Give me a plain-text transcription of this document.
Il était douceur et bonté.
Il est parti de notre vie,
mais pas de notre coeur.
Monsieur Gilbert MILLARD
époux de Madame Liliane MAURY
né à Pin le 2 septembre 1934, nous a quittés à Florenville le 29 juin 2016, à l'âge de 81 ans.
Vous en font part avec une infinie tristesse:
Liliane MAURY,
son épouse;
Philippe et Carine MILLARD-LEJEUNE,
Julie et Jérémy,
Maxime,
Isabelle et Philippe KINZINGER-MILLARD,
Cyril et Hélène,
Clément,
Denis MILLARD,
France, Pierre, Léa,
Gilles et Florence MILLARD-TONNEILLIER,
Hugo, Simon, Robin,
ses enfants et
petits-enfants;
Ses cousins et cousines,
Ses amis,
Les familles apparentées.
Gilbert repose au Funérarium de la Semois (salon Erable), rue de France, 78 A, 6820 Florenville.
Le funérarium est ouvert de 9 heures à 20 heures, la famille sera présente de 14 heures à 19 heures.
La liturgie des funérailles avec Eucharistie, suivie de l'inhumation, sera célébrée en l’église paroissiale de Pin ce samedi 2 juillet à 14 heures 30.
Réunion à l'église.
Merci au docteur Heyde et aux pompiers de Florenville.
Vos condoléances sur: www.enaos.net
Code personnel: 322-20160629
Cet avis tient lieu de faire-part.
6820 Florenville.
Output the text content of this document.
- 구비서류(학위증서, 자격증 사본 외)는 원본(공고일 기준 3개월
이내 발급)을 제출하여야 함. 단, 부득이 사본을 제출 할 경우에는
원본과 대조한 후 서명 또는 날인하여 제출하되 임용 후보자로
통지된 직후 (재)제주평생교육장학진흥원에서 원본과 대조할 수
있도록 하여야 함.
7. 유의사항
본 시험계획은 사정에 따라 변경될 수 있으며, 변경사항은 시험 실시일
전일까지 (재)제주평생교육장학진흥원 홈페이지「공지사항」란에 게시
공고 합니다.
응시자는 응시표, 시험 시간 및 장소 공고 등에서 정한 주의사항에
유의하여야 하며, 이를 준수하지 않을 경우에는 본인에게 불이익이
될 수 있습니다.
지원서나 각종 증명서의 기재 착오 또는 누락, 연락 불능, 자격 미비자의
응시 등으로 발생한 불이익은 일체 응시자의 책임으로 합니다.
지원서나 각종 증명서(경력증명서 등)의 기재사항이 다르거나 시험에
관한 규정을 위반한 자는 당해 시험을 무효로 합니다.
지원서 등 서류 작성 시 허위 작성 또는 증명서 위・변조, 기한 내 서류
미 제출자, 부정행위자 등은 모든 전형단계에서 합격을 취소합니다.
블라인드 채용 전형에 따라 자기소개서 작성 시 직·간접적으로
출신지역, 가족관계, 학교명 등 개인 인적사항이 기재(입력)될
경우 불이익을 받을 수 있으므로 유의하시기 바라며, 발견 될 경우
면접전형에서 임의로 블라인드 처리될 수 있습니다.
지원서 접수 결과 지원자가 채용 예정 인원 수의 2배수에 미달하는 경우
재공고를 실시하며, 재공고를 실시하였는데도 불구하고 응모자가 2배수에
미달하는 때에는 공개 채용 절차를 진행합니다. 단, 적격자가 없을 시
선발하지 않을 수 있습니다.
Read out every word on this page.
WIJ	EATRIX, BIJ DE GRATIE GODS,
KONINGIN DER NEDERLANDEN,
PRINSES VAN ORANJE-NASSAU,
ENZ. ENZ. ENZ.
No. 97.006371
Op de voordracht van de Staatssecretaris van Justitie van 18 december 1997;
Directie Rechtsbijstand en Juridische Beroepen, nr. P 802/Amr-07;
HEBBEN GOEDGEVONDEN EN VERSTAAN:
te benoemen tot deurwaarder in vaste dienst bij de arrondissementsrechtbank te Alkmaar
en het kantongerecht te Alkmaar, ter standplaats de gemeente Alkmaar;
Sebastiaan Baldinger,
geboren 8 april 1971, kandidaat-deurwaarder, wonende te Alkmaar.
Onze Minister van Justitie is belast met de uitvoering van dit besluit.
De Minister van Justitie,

• **Task brief**
State how many lines of the material contain the string "text", with no other words.

• **Response to the exercise**
2